---------- ITEMS
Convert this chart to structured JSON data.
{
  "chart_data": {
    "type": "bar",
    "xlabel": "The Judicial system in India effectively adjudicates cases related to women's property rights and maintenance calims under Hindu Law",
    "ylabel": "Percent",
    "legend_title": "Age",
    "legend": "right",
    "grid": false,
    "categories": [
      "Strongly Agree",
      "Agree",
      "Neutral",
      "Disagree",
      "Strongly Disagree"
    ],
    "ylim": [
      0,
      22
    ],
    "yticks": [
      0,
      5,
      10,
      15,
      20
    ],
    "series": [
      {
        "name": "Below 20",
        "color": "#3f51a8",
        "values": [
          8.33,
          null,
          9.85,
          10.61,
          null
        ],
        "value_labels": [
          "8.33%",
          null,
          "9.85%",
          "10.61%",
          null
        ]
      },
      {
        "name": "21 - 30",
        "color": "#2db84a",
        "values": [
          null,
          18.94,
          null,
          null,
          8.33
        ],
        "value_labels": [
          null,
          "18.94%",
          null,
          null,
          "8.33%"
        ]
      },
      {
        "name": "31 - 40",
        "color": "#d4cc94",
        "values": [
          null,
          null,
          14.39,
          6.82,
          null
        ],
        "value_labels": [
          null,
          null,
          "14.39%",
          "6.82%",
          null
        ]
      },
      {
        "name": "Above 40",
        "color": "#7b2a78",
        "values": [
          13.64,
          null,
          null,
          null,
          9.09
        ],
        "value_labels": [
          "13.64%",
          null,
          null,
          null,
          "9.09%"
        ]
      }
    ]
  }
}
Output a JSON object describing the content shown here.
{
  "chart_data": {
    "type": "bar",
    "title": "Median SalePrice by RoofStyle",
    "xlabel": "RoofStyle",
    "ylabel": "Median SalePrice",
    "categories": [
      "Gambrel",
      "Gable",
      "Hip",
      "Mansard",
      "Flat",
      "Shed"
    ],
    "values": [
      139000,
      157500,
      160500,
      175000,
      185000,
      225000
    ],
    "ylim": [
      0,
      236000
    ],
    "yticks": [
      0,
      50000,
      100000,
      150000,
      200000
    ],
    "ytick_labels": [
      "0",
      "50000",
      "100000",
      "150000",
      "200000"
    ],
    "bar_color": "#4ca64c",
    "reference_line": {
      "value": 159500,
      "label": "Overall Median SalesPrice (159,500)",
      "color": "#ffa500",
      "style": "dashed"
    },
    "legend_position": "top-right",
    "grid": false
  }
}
--------------------
---------- ITEMS
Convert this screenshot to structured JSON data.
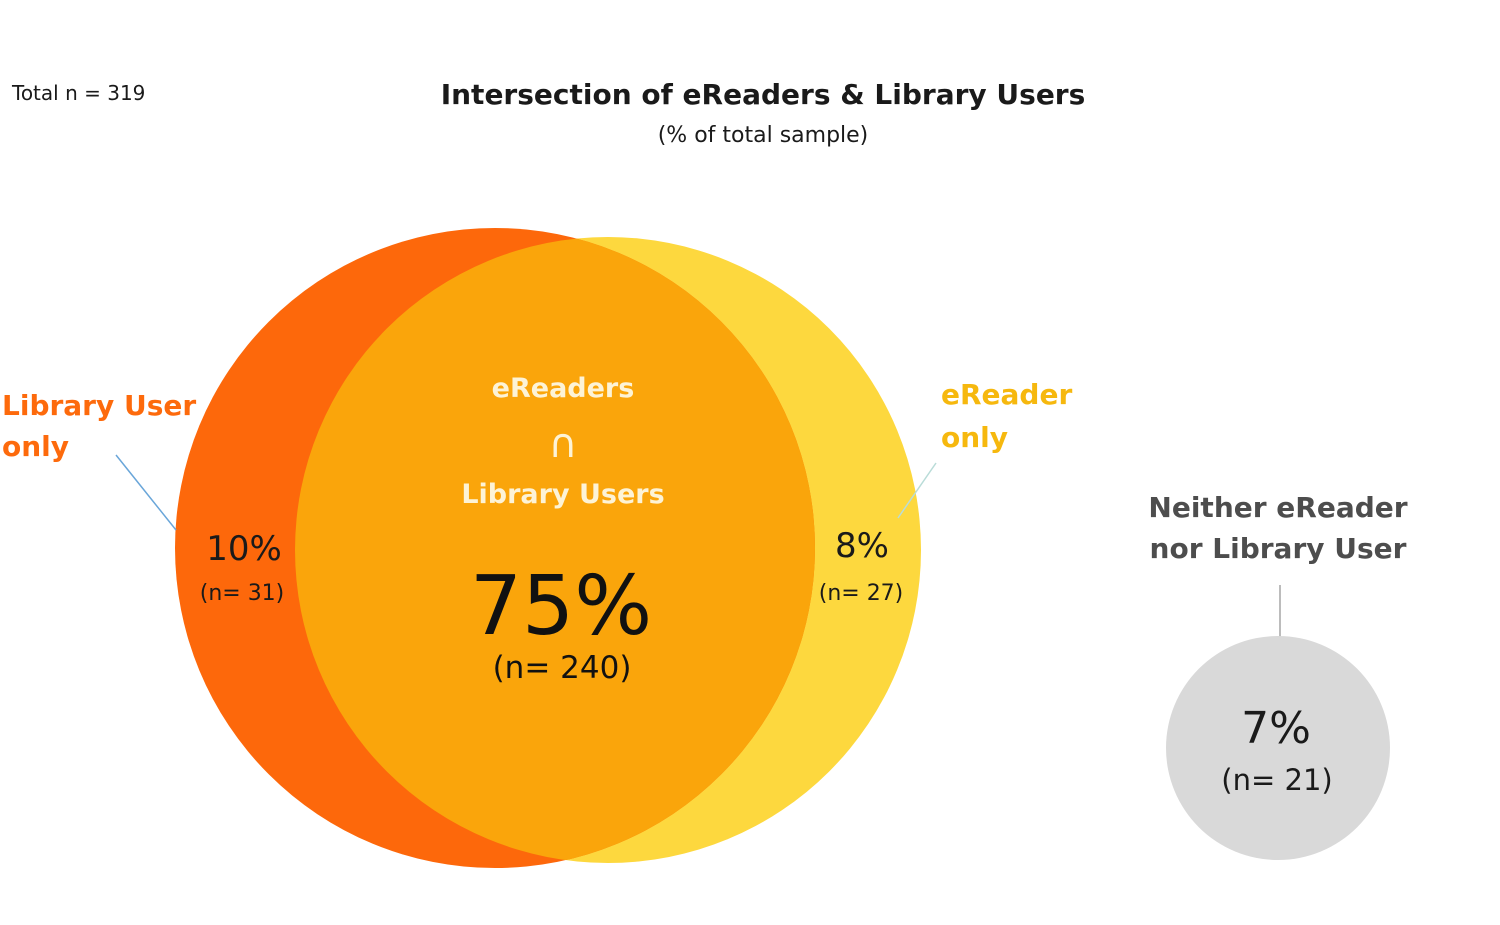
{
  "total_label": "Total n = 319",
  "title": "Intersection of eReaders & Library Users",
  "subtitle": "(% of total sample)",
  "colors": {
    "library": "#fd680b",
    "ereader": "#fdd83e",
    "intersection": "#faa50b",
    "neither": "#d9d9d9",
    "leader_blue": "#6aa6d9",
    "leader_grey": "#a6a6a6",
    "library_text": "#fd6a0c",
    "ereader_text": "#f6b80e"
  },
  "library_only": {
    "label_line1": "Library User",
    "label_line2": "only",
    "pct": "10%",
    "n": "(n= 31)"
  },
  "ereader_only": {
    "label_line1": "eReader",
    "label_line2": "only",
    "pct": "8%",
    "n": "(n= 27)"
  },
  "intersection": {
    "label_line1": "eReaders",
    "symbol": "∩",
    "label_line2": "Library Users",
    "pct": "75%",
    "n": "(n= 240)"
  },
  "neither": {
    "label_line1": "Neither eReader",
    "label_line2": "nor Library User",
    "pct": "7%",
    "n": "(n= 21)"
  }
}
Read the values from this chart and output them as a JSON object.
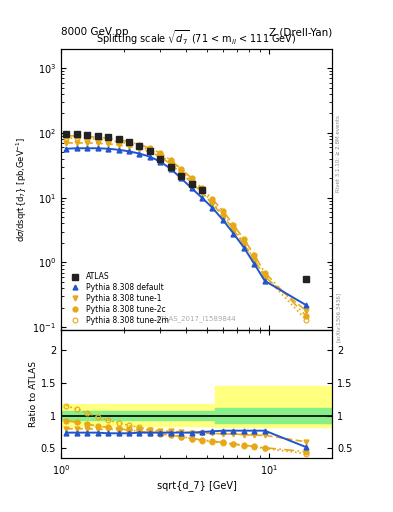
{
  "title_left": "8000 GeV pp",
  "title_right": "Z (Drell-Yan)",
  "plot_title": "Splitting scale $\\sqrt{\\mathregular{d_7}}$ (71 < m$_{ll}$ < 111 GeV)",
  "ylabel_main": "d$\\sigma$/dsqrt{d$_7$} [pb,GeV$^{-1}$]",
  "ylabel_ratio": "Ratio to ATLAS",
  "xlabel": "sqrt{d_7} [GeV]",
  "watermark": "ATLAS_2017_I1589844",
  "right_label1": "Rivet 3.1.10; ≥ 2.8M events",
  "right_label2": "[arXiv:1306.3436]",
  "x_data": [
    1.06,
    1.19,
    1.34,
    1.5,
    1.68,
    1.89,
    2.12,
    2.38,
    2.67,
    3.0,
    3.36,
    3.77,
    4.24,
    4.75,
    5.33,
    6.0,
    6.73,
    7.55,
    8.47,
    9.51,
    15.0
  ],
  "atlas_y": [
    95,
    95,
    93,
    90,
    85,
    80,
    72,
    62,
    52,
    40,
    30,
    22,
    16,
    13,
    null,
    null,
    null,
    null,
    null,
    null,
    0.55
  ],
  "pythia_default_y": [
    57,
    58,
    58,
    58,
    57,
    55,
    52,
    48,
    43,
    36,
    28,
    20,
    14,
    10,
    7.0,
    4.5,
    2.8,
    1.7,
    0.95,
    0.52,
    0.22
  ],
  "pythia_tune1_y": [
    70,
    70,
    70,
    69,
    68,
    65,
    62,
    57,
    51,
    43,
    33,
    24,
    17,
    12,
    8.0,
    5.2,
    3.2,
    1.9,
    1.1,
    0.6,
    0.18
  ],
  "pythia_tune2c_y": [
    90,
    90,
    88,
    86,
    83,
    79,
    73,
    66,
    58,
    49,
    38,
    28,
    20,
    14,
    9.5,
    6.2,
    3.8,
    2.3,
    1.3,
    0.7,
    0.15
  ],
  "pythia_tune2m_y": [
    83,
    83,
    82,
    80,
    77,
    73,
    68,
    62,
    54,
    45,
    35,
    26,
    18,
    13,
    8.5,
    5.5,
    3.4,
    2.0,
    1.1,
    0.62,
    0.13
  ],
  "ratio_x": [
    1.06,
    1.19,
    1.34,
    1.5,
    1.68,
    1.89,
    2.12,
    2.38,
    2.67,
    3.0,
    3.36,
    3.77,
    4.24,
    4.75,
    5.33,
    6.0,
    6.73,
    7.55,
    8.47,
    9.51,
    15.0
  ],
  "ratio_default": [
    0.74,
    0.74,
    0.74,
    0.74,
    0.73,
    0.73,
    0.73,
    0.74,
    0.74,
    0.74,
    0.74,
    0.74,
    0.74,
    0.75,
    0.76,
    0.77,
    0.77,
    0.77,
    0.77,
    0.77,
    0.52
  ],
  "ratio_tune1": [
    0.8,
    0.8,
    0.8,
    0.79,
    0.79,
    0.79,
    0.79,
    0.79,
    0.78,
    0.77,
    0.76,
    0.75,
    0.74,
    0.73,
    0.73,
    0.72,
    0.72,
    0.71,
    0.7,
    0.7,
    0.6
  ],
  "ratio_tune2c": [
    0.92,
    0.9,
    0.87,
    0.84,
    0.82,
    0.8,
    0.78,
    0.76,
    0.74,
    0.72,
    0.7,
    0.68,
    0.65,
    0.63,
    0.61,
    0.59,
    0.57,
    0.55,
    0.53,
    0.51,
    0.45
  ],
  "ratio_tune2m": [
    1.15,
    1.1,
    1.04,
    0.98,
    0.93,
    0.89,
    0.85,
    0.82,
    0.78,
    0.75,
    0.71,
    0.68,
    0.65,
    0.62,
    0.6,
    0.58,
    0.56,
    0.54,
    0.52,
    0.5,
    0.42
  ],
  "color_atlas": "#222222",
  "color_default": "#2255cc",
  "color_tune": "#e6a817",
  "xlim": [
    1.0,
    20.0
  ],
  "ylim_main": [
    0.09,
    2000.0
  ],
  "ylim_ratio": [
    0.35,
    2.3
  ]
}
--------------------
---------- ITEMS
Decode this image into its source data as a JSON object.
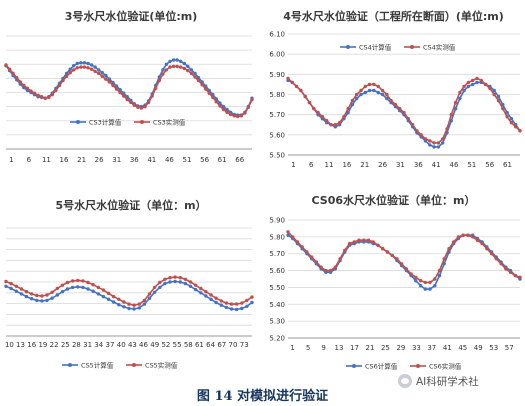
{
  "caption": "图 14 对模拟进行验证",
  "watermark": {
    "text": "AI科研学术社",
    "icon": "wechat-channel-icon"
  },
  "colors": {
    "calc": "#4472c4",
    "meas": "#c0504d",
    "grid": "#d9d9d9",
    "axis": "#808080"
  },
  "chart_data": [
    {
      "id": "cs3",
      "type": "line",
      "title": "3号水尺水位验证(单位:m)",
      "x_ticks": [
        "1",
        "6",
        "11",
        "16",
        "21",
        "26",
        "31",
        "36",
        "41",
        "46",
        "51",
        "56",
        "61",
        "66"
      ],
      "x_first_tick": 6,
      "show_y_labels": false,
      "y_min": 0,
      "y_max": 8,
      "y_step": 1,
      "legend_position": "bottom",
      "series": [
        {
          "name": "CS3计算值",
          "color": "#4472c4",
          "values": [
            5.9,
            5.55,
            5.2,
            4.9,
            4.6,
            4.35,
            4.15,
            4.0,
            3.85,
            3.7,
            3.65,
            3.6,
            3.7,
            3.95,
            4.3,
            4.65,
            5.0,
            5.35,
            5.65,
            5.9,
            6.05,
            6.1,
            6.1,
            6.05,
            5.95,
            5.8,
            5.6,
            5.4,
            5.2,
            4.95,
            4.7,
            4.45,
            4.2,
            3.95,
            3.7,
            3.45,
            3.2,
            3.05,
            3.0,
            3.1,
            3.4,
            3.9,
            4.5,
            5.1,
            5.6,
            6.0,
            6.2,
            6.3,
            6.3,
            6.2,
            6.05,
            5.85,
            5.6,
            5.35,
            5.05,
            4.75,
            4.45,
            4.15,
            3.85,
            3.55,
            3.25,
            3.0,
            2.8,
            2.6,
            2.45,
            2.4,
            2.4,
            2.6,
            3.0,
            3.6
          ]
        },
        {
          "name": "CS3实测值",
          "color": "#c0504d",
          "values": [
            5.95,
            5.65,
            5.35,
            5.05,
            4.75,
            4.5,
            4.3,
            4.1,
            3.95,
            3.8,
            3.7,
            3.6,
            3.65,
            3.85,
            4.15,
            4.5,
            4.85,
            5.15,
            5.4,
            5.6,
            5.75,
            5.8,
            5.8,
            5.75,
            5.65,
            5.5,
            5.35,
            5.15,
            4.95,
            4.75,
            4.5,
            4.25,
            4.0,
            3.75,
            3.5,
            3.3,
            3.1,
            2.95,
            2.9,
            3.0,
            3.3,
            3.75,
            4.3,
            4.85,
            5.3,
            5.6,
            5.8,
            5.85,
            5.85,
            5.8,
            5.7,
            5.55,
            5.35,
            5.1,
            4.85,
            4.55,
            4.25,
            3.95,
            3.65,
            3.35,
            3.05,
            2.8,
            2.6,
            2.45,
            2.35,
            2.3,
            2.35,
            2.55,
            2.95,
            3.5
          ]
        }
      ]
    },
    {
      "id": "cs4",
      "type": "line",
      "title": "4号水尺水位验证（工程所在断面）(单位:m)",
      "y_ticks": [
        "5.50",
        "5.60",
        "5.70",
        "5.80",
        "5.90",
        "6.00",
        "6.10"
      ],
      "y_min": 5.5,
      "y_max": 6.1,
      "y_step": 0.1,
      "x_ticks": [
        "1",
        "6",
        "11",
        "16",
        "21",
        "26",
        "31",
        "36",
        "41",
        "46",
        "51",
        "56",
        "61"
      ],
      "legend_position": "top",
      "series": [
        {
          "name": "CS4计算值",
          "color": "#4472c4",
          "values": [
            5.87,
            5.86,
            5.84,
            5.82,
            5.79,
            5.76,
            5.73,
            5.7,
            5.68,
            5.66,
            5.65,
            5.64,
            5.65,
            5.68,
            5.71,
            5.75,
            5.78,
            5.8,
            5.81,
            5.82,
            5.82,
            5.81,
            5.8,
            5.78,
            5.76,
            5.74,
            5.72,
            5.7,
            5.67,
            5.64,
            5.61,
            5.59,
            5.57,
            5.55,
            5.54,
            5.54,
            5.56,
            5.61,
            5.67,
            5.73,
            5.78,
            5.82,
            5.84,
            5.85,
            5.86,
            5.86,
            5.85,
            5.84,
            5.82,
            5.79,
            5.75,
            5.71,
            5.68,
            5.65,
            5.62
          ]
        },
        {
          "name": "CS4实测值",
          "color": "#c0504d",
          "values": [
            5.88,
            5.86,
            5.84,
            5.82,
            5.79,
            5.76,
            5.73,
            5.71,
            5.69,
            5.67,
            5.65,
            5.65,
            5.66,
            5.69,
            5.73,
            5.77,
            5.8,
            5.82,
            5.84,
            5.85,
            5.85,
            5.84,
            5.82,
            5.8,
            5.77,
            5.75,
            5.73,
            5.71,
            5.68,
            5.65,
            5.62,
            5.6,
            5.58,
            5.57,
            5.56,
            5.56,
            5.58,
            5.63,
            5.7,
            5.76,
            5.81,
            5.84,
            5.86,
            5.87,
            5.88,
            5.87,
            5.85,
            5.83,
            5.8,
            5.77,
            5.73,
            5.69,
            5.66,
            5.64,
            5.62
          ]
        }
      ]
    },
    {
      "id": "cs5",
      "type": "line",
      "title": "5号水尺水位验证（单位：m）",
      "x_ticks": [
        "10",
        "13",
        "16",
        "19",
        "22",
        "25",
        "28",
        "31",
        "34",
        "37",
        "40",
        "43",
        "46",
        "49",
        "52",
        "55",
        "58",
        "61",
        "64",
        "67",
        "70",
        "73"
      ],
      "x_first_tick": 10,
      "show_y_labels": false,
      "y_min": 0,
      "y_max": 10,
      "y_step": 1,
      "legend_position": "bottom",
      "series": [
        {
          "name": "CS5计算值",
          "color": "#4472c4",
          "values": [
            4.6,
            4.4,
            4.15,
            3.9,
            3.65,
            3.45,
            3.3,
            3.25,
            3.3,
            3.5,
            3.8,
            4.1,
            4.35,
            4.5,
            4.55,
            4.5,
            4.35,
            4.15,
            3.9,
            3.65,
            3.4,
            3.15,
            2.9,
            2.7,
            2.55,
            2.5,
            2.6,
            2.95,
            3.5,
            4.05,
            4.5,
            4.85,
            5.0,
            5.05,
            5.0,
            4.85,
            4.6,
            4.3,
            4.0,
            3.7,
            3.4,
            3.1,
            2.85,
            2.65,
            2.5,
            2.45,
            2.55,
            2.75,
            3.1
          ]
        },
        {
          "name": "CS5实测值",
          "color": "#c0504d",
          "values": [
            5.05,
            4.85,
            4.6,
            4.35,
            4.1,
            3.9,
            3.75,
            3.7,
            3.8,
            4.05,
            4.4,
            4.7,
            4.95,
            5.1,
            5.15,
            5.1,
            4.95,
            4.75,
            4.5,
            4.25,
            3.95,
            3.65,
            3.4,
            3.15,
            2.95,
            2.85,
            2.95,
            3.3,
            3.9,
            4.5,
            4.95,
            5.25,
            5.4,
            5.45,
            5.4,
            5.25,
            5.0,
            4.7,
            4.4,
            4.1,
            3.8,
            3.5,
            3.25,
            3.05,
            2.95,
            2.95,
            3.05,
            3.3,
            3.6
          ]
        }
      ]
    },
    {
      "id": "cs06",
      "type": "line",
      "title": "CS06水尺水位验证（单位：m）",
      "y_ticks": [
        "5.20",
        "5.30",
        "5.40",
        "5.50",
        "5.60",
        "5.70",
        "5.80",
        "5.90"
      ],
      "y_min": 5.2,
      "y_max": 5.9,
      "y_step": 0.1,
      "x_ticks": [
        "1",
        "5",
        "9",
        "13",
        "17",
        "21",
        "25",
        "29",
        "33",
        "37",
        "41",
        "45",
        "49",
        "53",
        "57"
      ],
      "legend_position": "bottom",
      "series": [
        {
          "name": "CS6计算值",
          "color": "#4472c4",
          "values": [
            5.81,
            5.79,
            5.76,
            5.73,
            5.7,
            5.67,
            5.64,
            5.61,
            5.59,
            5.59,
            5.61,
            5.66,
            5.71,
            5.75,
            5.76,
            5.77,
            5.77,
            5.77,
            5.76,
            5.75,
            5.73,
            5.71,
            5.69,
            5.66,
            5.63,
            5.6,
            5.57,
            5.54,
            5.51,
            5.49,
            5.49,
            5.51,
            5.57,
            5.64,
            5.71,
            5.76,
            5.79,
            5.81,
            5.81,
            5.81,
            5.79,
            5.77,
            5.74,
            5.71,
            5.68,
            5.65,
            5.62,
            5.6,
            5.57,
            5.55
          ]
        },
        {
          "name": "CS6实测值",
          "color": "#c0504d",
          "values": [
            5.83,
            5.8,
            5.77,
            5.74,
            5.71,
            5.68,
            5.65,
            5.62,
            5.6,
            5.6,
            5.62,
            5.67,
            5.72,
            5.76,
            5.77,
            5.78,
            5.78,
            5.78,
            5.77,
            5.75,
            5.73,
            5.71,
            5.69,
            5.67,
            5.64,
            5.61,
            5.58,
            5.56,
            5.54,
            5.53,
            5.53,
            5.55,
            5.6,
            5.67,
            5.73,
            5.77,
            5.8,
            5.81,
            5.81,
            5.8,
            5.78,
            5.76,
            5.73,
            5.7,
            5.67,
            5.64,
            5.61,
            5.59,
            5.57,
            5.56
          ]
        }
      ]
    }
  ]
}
--------------------
Search the data above for lines holding "Users" and copy each of them.

**EXPECTED ANSWER**:
  "title": "Intersection of eReaders & Library Users",
    "label_line2": "Library Users",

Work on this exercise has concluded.